[START]

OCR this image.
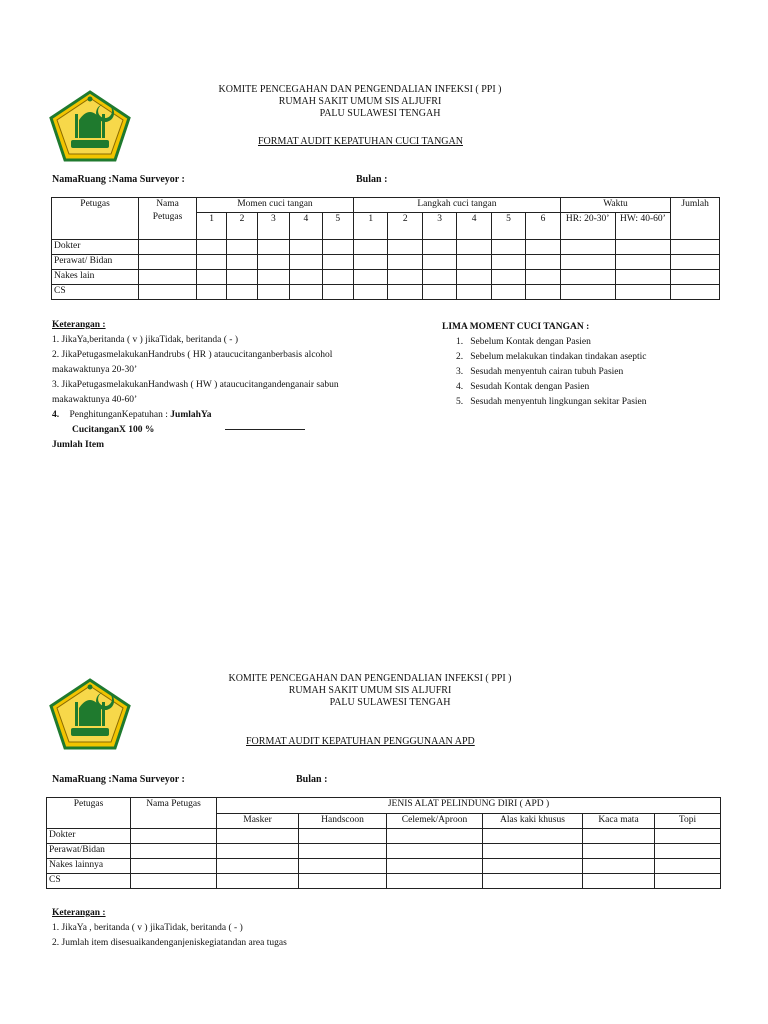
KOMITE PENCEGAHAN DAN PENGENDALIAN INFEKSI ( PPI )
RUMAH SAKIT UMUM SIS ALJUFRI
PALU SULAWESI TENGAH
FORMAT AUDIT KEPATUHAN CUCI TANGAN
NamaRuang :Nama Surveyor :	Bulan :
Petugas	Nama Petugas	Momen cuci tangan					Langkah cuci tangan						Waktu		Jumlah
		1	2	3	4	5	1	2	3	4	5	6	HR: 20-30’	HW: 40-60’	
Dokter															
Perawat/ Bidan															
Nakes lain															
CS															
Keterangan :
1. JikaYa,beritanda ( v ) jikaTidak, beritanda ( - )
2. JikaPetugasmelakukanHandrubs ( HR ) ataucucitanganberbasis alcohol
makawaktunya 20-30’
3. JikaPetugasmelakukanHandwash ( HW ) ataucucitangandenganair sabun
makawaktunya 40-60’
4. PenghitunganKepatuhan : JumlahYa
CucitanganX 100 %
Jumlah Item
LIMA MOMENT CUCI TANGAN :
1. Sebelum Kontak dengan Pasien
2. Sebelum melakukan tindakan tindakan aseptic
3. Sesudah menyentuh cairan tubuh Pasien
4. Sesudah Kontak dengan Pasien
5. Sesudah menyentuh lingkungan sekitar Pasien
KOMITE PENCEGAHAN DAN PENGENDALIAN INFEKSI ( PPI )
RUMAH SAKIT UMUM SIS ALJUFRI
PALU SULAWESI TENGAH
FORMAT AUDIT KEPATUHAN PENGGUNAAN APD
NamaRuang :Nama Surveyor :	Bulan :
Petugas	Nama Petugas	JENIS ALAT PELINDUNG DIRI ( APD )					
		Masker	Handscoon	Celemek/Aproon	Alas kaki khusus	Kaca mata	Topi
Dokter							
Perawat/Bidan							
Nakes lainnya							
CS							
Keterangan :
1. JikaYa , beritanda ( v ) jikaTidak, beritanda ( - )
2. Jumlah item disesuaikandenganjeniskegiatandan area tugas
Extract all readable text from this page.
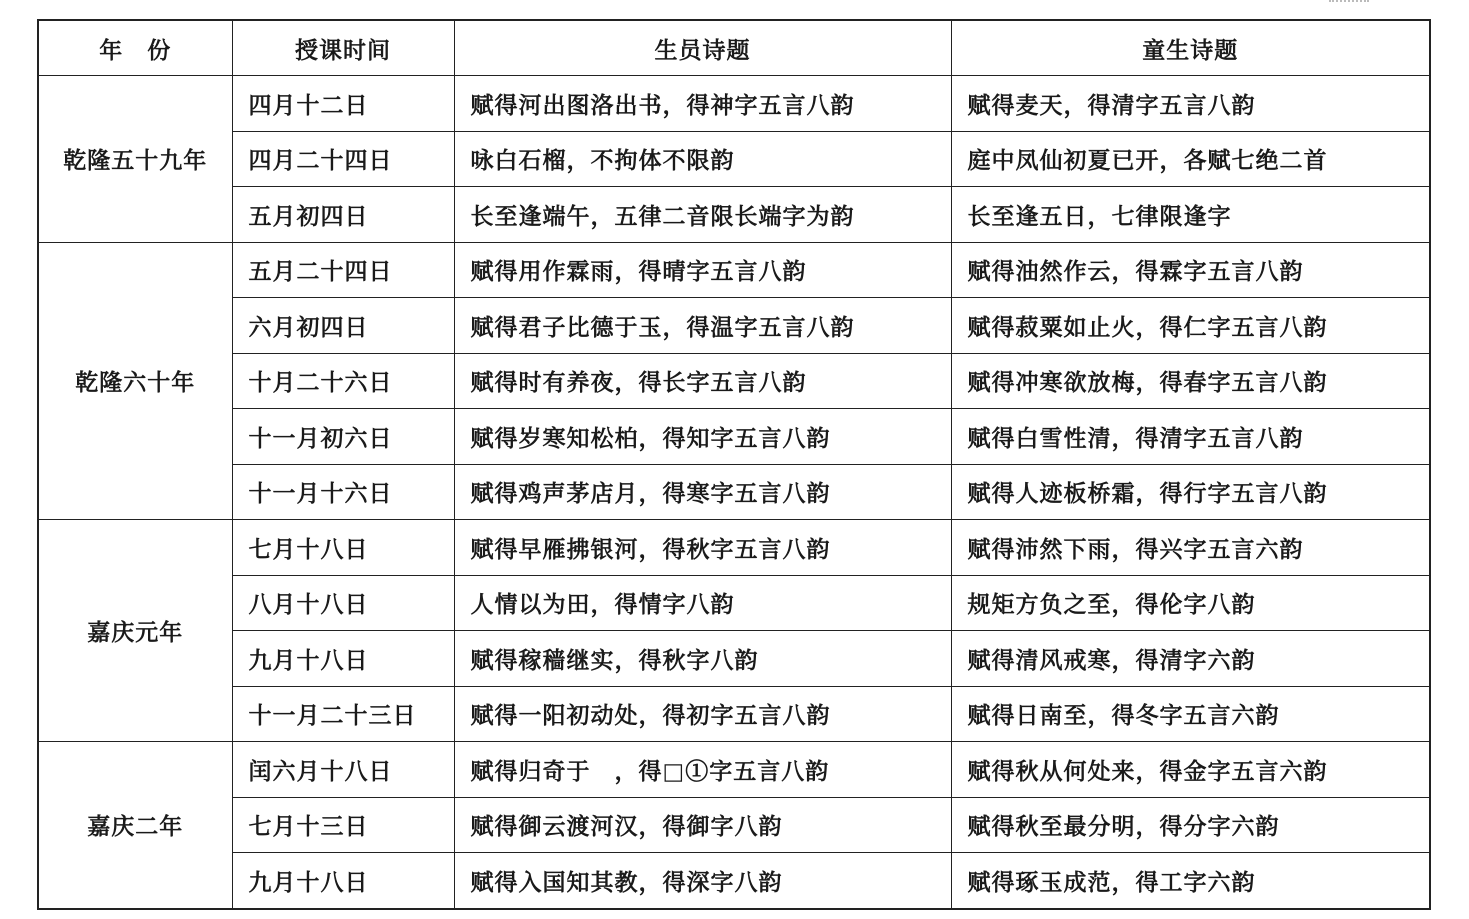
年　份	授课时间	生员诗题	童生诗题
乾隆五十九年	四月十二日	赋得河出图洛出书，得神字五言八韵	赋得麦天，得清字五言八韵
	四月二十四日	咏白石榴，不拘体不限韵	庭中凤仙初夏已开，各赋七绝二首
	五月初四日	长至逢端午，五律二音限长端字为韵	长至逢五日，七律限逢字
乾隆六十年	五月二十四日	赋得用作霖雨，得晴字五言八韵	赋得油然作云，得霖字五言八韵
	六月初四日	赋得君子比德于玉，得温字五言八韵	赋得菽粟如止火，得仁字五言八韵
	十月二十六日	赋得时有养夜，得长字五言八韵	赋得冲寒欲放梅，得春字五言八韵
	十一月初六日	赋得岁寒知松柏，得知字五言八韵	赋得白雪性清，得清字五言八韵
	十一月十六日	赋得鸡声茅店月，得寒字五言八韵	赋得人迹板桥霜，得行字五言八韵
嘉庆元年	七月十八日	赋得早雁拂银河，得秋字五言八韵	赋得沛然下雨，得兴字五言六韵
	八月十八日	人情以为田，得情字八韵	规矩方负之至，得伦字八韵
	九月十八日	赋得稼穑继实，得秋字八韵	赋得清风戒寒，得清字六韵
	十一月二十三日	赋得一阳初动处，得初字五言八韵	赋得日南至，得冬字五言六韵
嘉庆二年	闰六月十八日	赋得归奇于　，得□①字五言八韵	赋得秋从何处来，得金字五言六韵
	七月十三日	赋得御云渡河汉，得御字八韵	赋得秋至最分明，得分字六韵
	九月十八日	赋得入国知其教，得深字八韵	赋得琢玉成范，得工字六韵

[END]

§ **Task to complete**
Look through the entries above. Extract each line with the word "Nama".

§ **Exercise solution**
NamaRuang :Nama Surveyor :	Bulan :
Petugas	Nama Petugas	Momen cuci tangan					Langkah cuci tangan						Waktu		Jumlah
NamaRuang :Nama Surveyor :	Bulan :
Petugas	Nama Petugas	JENIS ALAT PELINDUNG DIRI ( APD )					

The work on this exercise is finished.